_What you should do_
Search the data below for the string "Šport". Extract every line that contains it.

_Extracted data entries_
++++++++++

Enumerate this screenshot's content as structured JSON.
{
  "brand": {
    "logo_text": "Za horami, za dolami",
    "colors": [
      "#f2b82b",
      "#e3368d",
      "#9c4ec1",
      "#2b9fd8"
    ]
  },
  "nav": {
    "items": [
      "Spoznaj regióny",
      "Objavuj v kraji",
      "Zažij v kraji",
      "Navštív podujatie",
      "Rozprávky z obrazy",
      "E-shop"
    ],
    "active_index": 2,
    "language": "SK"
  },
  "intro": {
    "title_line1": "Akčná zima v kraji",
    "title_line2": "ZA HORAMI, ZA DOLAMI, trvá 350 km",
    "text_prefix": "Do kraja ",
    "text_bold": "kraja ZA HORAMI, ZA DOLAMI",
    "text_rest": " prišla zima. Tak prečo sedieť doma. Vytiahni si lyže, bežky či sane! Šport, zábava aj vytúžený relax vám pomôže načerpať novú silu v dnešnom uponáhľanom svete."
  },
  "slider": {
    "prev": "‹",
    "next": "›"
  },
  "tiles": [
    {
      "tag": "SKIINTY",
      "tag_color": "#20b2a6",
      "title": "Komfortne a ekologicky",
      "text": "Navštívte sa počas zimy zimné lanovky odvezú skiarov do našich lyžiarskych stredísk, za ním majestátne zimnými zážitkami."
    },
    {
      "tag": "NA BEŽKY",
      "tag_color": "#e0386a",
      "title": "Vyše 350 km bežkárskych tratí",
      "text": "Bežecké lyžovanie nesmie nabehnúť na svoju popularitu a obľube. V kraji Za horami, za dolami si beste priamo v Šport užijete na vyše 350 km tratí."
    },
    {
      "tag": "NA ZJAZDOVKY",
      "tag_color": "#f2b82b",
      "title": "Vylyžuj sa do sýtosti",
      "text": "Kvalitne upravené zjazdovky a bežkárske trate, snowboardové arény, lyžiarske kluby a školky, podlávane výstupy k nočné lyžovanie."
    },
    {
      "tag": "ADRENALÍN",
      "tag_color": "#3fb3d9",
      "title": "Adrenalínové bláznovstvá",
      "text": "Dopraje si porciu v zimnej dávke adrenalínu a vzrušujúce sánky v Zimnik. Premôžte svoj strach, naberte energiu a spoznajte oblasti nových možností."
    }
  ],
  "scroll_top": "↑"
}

++++++++++

_The reply_
    "text_rest": " prišla zima. Tak prečo sedieť doma. Vytiahni si lyže, bežky či sane! Šport, zábava aj vytúžený relax vám pomôže načerpať novú silu v dnešnom uponáhľanom svete."
      "text": "Bežecké lyžovanie nesmie nabehnúť na svoju popularitu a obľube. V kraji Za horami, za dolami si beste priamo v Šport užijete na vyše 350 km tratí."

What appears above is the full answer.